* Begin *

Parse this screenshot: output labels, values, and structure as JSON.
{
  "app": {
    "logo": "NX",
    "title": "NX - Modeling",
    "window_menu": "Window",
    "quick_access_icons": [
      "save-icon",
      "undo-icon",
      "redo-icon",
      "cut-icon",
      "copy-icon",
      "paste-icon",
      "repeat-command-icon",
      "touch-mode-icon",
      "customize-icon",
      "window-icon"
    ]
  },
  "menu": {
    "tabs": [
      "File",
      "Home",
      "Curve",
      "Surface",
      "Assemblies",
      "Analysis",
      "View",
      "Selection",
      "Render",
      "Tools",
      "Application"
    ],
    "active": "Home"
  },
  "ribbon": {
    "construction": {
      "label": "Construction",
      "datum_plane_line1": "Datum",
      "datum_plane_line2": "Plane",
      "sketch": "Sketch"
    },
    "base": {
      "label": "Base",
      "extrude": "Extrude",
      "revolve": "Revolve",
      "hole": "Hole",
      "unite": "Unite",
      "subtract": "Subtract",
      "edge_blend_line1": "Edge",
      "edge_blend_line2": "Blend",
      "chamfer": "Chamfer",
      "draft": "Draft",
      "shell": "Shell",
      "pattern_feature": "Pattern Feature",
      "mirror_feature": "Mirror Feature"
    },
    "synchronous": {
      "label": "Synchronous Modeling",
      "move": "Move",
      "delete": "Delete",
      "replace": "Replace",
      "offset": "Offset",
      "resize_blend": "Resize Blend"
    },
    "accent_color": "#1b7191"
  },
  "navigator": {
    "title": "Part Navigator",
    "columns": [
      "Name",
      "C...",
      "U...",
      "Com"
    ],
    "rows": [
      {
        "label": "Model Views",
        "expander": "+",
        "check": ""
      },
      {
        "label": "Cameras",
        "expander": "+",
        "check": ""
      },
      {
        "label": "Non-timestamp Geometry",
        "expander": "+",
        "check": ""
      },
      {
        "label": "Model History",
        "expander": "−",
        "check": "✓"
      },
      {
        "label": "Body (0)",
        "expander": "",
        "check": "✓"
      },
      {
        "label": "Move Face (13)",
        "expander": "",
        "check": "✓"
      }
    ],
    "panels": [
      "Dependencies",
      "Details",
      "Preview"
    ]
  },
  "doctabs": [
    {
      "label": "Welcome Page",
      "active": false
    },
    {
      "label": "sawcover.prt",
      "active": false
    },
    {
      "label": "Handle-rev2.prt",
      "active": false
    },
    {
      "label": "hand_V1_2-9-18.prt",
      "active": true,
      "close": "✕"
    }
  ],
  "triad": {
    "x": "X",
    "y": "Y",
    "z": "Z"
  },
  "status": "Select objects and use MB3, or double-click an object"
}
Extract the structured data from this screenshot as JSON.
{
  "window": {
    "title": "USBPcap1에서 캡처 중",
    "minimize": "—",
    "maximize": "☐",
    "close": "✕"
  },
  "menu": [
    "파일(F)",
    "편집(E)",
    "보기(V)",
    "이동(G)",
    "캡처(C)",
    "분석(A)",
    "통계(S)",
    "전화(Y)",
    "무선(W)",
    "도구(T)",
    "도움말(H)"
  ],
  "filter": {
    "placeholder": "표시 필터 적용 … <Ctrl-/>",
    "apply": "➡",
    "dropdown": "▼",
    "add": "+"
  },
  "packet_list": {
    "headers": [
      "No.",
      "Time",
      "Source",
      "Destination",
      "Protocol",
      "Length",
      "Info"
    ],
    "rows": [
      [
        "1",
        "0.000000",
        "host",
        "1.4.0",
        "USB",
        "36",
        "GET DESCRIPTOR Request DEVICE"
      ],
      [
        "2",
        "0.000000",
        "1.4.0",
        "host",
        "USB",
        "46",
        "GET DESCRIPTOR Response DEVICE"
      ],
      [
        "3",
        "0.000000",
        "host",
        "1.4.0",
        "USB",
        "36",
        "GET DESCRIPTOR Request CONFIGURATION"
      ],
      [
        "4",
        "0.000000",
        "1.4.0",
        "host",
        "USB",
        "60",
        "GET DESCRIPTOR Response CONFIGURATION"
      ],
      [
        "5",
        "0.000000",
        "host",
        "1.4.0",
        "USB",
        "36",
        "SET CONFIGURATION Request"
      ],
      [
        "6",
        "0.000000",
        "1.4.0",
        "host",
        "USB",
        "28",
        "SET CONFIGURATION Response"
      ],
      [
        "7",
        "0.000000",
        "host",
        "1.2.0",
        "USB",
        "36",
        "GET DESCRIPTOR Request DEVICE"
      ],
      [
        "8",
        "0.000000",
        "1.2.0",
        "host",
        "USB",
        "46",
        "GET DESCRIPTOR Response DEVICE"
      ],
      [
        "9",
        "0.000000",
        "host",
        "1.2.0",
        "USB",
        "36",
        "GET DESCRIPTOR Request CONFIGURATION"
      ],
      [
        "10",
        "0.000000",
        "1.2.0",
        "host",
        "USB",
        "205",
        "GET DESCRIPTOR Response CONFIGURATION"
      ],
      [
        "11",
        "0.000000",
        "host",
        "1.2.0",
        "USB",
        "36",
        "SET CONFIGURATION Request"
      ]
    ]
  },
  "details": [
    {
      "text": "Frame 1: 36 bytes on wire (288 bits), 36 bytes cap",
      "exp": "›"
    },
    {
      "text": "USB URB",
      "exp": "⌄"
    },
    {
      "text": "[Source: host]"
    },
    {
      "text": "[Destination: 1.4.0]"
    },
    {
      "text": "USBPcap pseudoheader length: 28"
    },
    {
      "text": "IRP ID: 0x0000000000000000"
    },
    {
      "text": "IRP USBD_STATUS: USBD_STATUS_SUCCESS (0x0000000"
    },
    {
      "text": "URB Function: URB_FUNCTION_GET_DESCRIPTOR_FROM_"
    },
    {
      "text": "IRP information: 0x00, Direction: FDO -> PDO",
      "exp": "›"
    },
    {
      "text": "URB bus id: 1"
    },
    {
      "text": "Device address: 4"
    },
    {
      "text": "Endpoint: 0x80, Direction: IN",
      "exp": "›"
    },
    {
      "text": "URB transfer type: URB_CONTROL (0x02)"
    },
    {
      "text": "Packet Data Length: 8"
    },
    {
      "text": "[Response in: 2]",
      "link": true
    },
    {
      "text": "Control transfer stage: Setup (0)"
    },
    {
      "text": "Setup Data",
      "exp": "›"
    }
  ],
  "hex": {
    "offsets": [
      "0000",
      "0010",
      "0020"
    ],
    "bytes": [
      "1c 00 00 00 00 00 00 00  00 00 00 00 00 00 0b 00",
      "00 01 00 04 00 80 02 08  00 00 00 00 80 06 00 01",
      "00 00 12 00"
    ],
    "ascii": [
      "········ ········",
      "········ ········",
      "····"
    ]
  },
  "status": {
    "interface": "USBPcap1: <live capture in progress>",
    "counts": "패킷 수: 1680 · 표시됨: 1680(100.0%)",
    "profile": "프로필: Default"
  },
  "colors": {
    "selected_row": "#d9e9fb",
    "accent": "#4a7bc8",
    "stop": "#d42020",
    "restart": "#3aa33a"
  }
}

* End *

Work out how many lines in the records above contain the word "JSON", and reply with that number alone.

2